### PROBLEM
Copy each line below without leaving any out.

### EXTRACTED RECORDS
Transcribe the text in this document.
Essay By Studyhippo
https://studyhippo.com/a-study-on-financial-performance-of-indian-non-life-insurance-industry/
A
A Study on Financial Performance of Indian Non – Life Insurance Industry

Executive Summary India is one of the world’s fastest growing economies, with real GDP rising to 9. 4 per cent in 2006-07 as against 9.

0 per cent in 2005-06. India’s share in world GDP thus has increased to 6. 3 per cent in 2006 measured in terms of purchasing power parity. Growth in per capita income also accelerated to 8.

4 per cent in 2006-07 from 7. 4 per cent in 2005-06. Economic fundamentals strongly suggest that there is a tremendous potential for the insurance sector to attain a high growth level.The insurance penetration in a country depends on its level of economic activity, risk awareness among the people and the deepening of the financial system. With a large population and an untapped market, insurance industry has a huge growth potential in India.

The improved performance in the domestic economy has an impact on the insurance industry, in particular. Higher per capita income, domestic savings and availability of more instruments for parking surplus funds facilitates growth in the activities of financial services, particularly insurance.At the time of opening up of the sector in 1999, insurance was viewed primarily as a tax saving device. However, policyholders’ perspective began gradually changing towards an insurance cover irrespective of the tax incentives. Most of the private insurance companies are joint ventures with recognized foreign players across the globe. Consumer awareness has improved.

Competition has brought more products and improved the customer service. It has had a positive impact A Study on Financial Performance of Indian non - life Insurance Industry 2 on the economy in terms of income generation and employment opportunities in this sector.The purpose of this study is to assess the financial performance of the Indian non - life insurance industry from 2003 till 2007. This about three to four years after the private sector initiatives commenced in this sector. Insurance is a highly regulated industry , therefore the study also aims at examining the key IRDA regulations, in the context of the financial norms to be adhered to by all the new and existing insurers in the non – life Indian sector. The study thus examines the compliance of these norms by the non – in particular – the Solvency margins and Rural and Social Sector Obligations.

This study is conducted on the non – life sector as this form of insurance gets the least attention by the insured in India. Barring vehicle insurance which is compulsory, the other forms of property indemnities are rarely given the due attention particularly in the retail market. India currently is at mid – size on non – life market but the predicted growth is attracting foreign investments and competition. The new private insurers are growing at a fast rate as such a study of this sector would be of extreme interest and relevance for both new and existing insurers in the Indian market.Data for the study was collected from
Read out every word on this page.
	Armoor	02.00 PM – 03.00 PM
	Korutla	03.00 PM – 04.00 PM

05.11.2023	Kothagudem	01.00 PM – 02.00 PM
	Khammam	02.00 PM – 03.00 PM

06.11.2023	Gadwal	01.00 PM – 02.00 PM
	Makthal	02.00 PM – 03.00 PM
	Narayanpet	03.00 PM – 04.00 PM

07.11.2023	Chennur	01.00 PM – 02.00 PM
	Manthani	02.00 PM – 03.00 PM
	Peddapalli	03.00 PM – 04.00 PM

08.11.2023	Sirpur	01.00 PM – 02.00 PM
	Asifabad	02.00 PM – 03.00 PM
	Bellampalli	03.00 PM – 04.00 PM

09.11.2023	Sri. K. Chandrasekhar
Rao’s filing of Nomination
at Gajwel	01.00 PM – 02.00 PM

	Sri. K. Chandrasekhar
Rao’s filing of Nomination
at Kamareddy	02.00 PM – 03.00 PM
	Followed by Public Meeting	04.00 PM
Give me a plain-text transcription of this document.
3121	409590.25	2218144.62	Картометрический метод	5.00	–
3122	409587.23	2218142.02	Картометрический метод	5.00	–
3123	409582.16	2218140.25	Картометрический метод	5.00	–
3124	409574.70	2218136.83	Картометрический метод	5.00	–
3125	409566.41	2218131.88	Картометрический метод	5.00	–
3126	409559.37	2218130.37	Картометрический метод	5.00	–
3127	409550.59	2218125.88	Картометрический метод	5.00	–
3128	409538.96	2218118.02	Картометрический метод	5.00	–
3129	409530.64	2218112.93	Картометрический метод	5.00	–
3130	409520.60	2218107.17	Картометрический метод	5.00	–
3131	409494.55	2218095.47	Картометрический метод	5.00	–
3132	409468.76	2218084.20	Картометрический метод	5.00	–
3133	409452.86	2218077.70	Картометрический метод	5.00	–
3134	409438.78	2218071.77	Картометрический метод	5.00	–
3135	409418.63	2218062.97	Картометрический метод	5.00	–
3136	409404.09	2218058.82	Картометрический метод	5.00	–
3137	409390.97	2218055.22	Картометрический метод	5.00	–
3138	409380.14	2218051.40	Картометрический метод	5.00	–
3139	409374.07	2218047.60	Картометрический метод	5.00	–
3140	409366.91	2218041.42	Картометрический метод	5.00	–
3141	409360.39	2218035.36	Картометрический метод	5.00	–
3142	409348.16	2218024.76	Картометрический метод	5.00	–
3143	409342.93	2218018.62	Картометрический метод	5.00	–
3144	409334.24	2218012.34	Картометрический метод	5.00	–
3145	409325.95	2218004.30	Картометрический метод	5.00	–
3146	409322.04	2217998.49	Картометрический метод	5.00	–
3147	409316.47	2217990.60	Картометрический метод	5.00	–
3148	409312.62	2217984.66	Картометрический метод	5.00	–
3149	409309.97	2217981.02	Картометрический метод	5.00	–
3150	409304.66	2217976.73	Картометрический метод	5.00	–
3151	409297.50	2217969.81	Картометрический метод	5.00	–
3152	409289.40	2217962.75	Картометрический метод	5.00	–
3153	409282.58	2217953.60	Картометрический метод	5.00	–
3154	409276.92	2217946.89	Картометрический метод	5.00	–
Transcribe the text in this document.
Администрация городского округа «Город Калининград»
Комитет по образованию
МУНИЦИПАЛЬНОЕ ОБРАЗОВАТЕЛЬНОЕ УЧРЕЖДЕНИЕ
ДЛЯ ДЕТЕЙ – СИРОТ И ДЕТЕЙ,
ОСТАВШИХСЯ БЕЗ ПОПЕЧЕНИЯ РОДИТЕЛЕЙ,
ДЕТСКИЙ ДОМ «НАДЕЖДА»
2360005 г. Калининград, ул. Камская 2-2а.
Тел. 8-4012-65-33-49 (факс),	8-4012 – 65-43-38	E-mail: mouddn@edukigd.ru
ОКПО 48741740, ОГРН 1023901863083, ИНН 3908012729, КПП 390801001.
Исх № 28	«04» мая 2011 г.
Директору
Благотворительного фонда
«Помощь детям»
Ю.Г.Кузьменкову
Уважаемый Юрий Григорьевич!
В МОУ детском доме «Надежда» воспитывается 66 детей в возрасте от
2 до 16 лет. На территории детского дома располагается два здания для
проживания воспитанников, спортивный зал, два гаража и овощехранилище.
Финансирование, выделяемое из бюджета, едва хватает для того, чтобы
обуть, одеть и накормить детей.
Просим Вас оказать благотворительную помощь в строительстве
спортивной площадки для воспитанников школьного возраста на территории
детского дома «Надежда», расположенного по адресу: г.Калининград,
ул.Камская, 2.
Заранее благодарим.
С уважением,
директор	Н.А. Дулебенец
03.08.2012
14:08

### TASK ANSWER
Transcribe the text in this document.
Essay By Studyhippo
https://studyhippo.com/a-study-on-financial-performance-of-indian-non-life-insurance-industry/
A
A Study on Financial Performance of Indian Non – Life Insurance Industry

Executive Summary India is one of the world’s fastest growing economies, with real GDP rising to 9. 4 per cent in 2006-07 as against 9.

0 per cent in 2005-06. India’s share in world GDP thus has increased to 6. 3 per cent in 2006 measured in terms of purchasing power parity. Growth in per capita income also accelerated to 8.

4 per cent in 2006-07 from 7. 4 per cent in 2005-06. Economic fundamentals strongly suggest that there is a tremendous potential for the insurance sector to attain a high growth level.The insurance penetration in a country depends on its level of economic activity, risk awareness among the people and the deepening of the financial system. With a large population and an untapped market, insurance industry has a huge growth potential in India.

The improved performance in the domestic economy has an impact on the insurance industry, in particular. Higher per capita income, domestic savings and availability of more instruments for parking surplus funds facilitates growth in the activities of financial services, particularly insurance.At the time of opening up of the sector in 1999, insurance was viewed primarily as a tax saving device. However, policyholders’ perspective began gradually changing towards an insurance cover irrespective of the tax incentives. Most of the private insurance companies are joint ventures with recognized foreign players across the globe. Consumer awareness has improved.

Competition has brought more products and improved the customer service. It has had a positive impact A Study on Financial Performance of Indian non - life Insurance Industry 2 on the economy in terms of income generation and employment opportunities in this sector.The purpose of this study is to assess the financial performance of the Indian non - life insurance industry from 2003 till 2007. This about three to four years after the private sector initiatives commenced in this sector. Insurance is a highly regulated industry , therefore the study also aims at examining the key IRDA regulations, in the context of the financial norms to be adhered to by all the new and existing insurers in the non – life Indian sector. The study thus examines the compliance of these norms by the non – in particular – the Solvency margins and Rural and Social Sector Obligations.

This study is conducted on the non – life sector as this form of insurance gets the least attention by the insured in India. Barring vehicle insurance which is compulsory, the other forms of property indemnities are rarely given the due attention particularly in the retail market. India currently is at mid – size on non – life market but the predicted growth is attracting foreign investments and competition. The new private insurers are growing at a fast rate as such a study of this sector would be of extreme interest and relevance for both new and existing insurers in the Indian market.Data for the study was collected from
Read out every word on this page.
	Armoor	02.00 PM – 03.00 PM
	Korutla	03.00 PM – 04.00 PM

05.11.2023	Kothagudem	01.00 PM – 02.00 PM
	Khammam	02.00 PM – 03.00 PM

06.11.2023	Gadwal	01.00 PM – 02.00 PM
	Makthal	02.00 PM – 03.00 PM
	Narayanpet	03.00 PM – 04.00 PM

07.11.2023	Chennur	01.00 PM – 02.00 PM
	Manthani	02.00 PM – 03.00 PM
	Peddapalli	03.00 PM – 04.00 PM

08.11.2023	Sirpur	01.00 PM – 02.00 PM
	Asifabad	02.00 PM – 03.00 PM
	Bellampalli	03.00 PM – 04.00 PM

09.11.2023	Sri. K. Chandrasekhar
Rao’s filing of Nomination
at Gajwel	01.00 PM – 02.00 PM

	Sri. K. Chandrasekhar
Rao’s filing of Nomination
at Kamareddy	02.00 PM – 03.00 PM
	Followed by Public Meeting	04.00 PM
Give me a plain-text transcription of this document.
3121	409590.25	2218144.62	Картометрический метод	5.00	–
3122	409587.23	2218142.02	Картометрический метод	5.00	–
3123	409582.16	2218140.25	Картометрический метод	5.00	–
3124	409574.70	2218136.83	Картометрический метод	5.00	–
3125	409566.41	2218131.88	Картометрический метод	5.00	–
3126	409559.37	2218130.37	Картометрический метод	5.00	–
3127	409550.59	2218125.88	Картометрический метод	5.00	–
3128	409538.96	2218118.02	Картометрический метод	5.00	–
3129	409530.64	2218112.93	Картометрический метод	5.00	–
3130	409520.60	2218107.17	Картометрический метод	5.00	–
3131	409494.55	2218095.47	Картометрический метод	5.00	–
3132	409468.76	2218084.20	Картометрический метод	5.00	–
3133	409452.86	2218077.70	Картометрический метод	5.00	–
3134	409438.78	2218071.77	Картометрический метод	5.00	–
3135	409418.63	2218062.97	Картометрический метод	5.00	–
3136	409404.09	2218058.82	Картометрический метод	5.00	–
3137	409390.97	2218055.22	Картометрический метод	5.00	–
3138	409380.14	2218051.40	Картометрический метод	5.00	–
3139	409374.07	2218047.60	Картометрический метод	5.00	–
3140	409366.91	2218041.42	Картометрический метод	5.00	–
3141	409360.39	2218035.36	Картометрический метод	5.00	–
3142	409348.16	2218024.76	Картометрический метод	5.00	–
3143	409342.93	2218018.62	Картометрический метод	5.00	–
3144	409334.24	2218012.34	Картометрический метод	5.00	–
3145	409325.95	2218004.30	Картометрический метод	5.00	–
3146	409322.04	2217998.49	Картометрический метод	5.00	–
3147	409316.47	2217990.60	Картометрический метод	5.00	–
3148	409312.62	2217984.66	Картометрический метод	5.00	–
3149	409309.97	2217981.02	Картометрический метод	5.00	–
3150	409304.66	2217976.73	Картометрический метод	5.00	–
3151	409297.50	2217969.81	Картометрический метод	5.00	–
3152	409289.40	2217962.75	Картометрический метод	5.00	–
3153	409282.58	2217953.60	Картометрический метод	5.00	–
3154	409276.92	2217946.89	Картометрический метод	5.00	–
Transcribe the text in this document.
Администрация городского округа «Город Калининград»
Комитет по образованию
МУНИЦИПАЛЬНОЕ ОБРАЗОВАТЕЛЬНОЕ УЧРЕЖДЕНИЕ
ДЛЯ ДЕТЕЙ – СИРОТ И ДЕТЕЙ,
ОСТАВШИХСЯ БЕЗ ПОПЕЧЕНИЯ РОДИТЕЛЕЙ,
ДЕТСКИЙ ДОМ «НАДЕЖДА»
2360005 г. Калининград, ул. Камская 2-2а.
Тел. 8-4012-65-33-49 (факс),	8-4012 – 65-43-38	E-mail: mouddn@edukigd.ru
ОКПО 48741740, ОГРН 1023901863083, ИНН 3908012729, КПП 390801001.
Исх № 28	«04» мая 2011 г.
Директору
Благотворительного фонда
«Помощь детям»
Ю.Г.Кузьменкову
Уважаемый Юрий Григорьевич!
В МОУ детском доме «Надежда» воспитывается 66 детей в возрасте от
2 до 16 лет. На территории детского дома располагается два здания для
проживания воспитанников, спортивный зал, два гаража и овощехранилище.
Финансирование, выделяемое из бюджета, едва хватает для того, чтобы
обуть, одеть и накормить детей.
Просим Вас оказать благотворительную помощь в строительстве
спортивной площадки для воспитанников школьного возраста на территории
детского дома «Надежда», расположенного по адресу: г.Калининград,
ул.Камская, 2.
Заранее благодарим.
С уважением,
директор	Н.А. Дулебенец
03.08.2012
14:08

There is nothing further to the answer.